* [Given exercise]:
Locate all lines in the data below that hold "световой" and show them.

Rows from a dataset
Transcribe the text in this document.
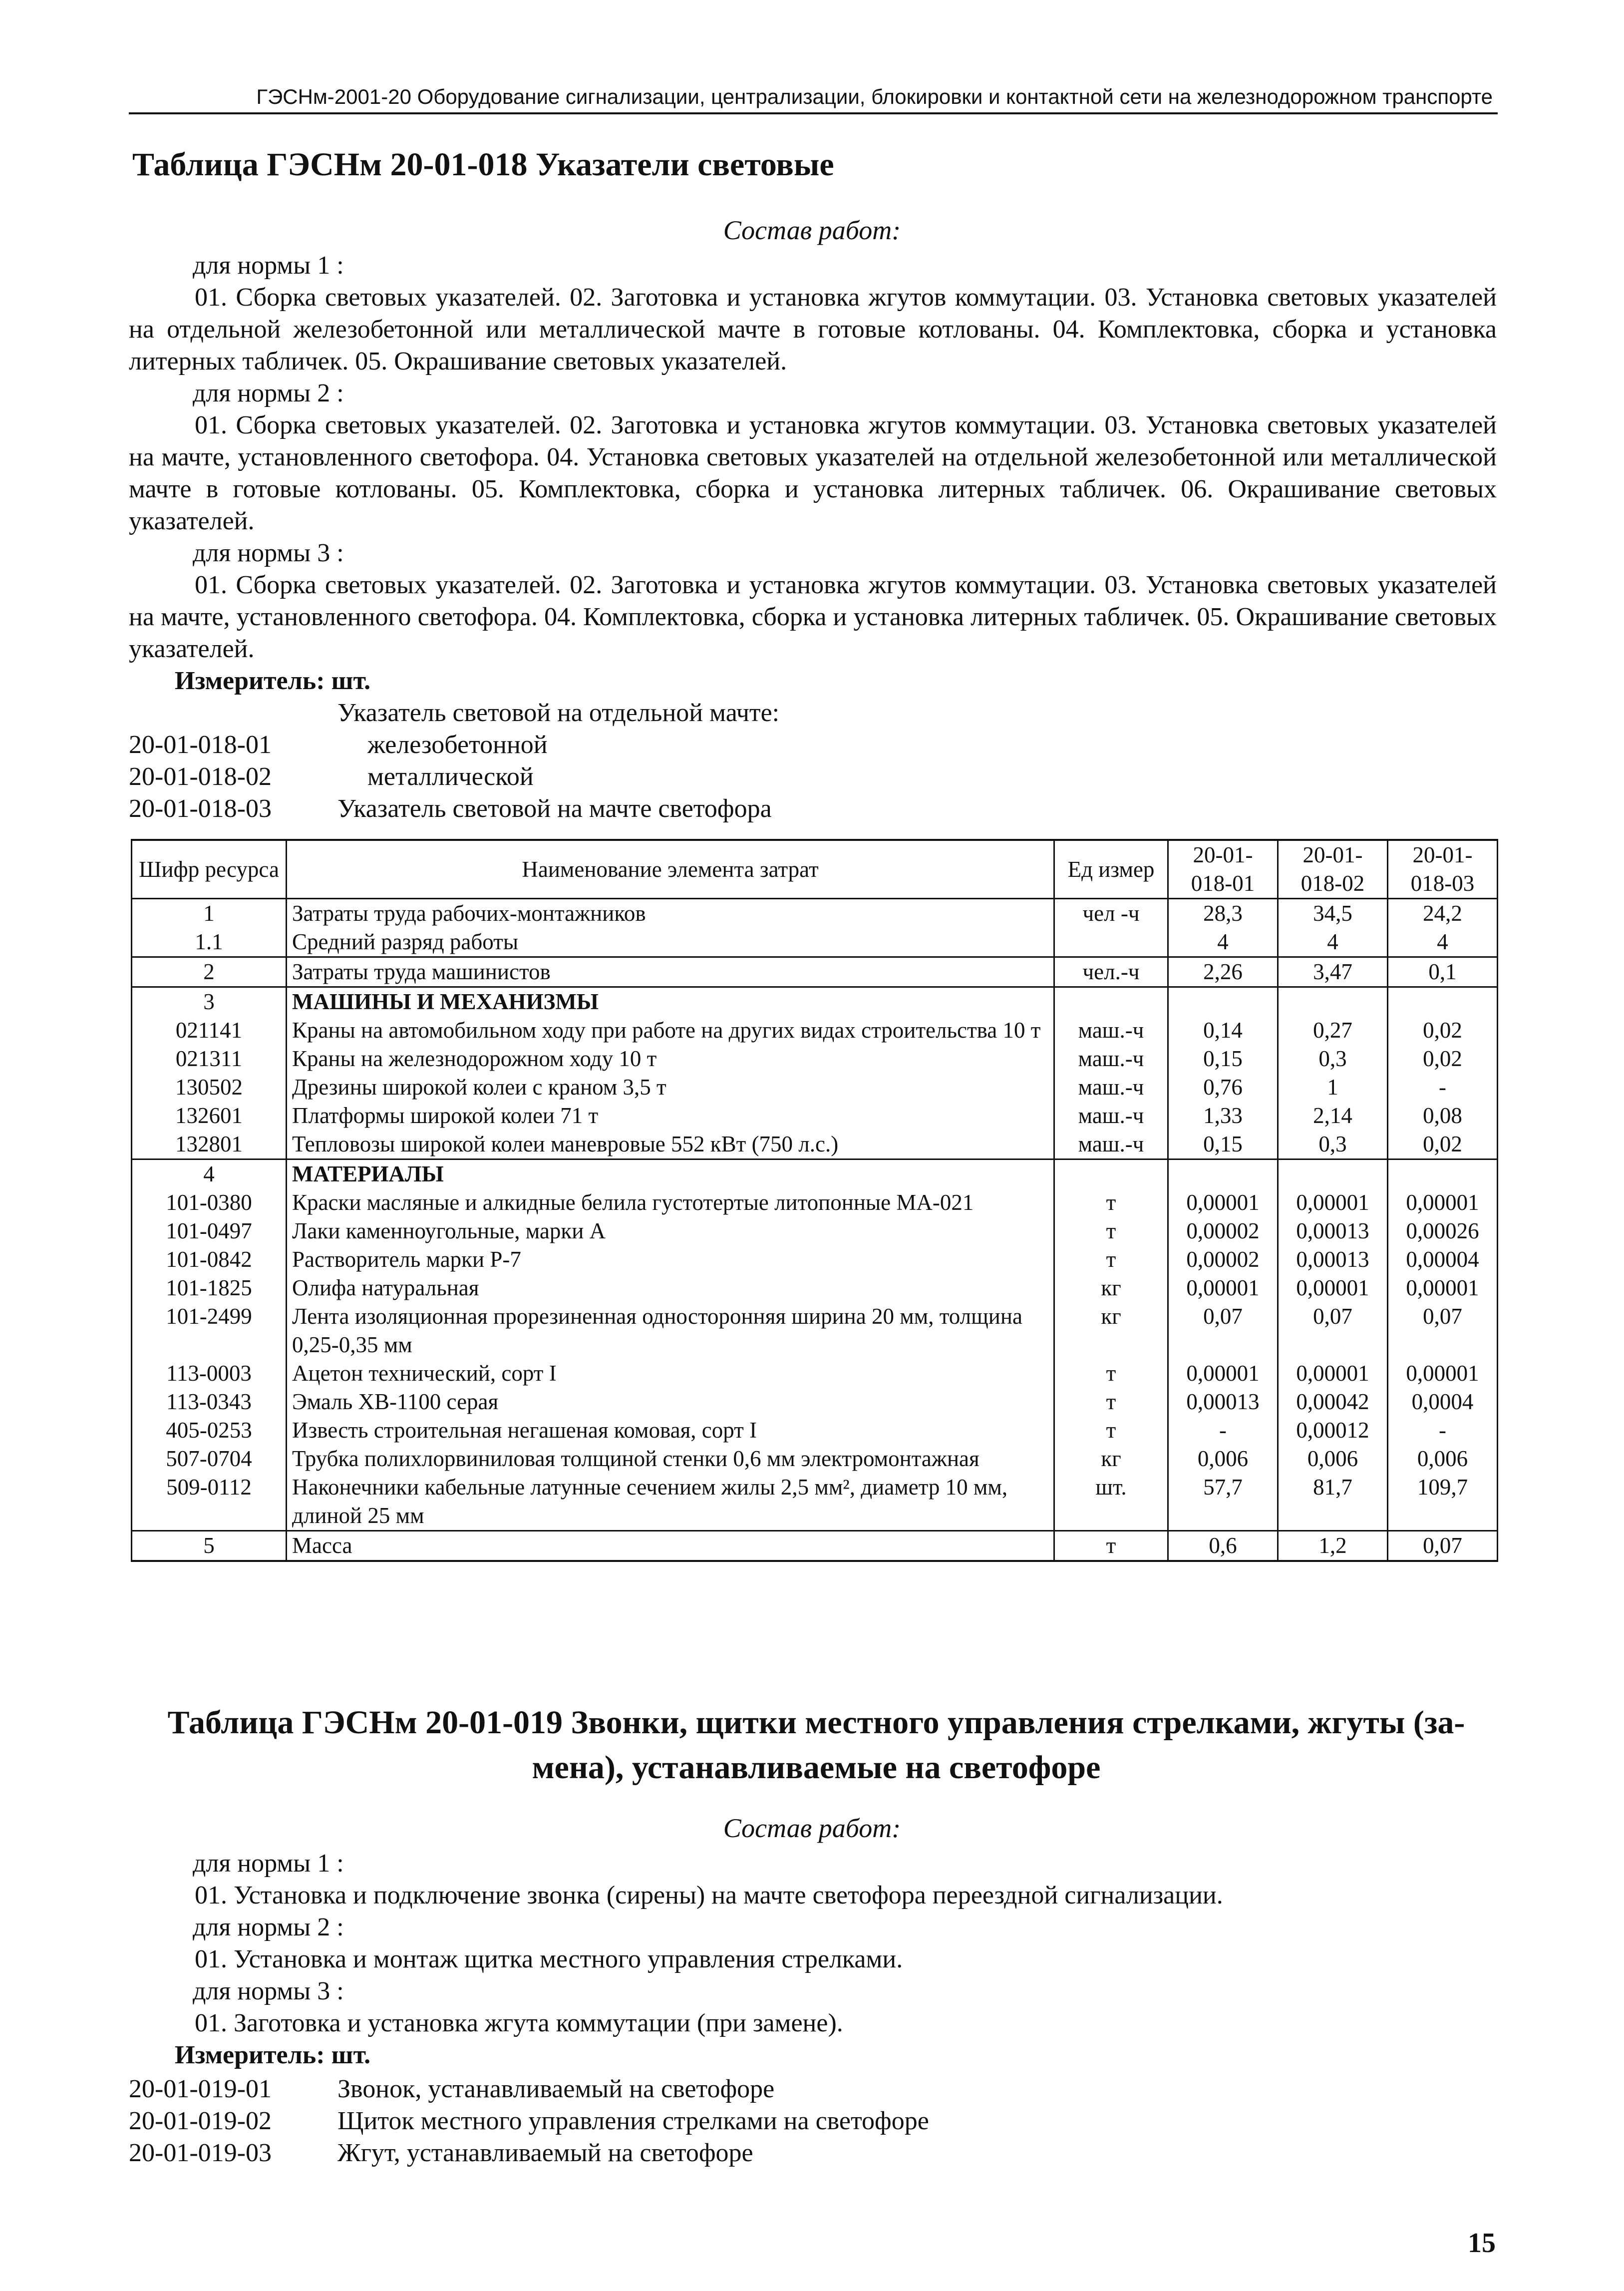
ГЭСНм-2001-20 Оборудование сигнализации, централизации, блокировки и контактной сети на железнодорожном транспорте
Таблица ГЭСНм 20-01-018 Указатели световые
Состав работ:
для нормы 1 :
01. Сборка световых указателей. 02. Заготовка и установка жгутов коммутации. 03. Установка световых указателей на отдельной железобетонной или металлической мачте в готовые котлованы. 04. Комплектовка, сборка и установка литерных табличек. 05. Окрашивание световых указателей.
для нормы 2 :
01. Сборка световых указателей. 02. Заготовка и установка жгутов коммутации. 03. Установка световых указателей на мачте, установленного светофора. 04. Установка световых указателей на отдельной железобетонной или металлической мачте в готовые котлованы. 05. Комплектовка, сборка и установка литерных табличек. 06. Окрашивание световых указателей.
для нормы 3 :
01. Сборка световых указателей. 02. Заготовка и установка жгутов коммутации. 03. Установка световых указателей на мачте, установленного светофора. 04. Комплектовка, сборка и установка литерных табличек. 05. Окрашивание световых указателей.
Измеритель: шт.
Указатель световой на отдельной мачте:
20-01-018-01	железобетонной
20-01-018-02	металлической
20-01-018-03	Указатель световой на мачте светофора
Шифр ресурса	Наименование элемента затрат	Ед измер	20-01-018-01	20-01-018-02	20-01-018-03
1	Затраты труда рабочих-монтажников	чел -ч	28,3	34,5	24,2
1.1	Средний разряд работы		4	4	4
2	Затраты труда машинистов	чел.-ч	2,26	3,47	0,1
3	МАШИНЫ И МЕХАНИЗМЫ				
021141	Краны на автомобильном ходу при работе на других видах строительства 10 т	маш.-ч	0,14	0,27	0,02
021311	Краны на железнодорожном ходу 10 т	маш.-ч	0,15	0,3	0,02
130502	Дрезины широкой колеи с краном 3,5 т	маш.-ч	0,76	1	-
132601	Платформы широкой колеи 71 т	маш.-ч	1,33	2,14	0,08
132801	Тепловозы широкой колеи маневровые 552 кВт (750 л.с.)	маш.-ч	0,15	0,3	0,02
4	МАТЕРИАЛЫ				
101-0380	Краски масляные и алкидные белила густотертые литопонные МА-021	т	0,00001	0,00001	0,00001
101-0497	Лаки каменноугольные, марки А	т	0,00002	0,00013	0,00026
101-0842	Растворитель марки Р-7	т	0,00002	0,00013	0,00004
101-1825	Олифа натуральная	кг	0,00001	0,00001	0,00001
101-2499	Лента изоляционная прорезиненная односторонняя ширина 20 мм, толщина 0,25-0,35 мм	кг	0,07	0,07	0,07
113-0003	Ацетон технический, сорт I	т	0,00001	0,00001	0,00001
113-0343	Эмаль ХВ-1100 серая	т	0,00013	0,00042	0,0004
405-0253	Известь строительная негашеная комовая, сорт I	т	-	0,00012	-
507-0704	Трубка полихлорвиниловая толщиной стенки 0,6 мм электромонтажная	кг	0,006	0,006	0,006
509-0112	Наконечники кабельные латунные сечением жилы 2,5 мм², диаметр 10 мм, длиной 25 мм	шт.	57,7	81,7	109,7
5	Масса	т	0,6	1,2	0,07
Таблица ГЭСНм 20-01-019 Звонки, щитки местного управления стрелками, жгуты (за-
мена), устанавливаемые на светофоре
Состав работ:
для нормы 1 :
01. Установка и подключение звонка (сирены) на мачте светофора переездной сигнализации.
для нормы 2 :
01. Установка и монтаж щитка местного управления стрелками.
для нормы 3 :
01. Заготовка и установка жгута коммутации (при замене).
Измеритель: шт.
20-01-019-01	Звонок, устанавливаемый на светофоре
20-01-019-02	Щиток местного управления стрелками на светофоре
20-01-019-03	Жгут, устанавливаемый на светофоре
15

* [Task result]:
Указатель световой на отдельной мачте:
20-01-018-03	Указатель световой на мачте светофора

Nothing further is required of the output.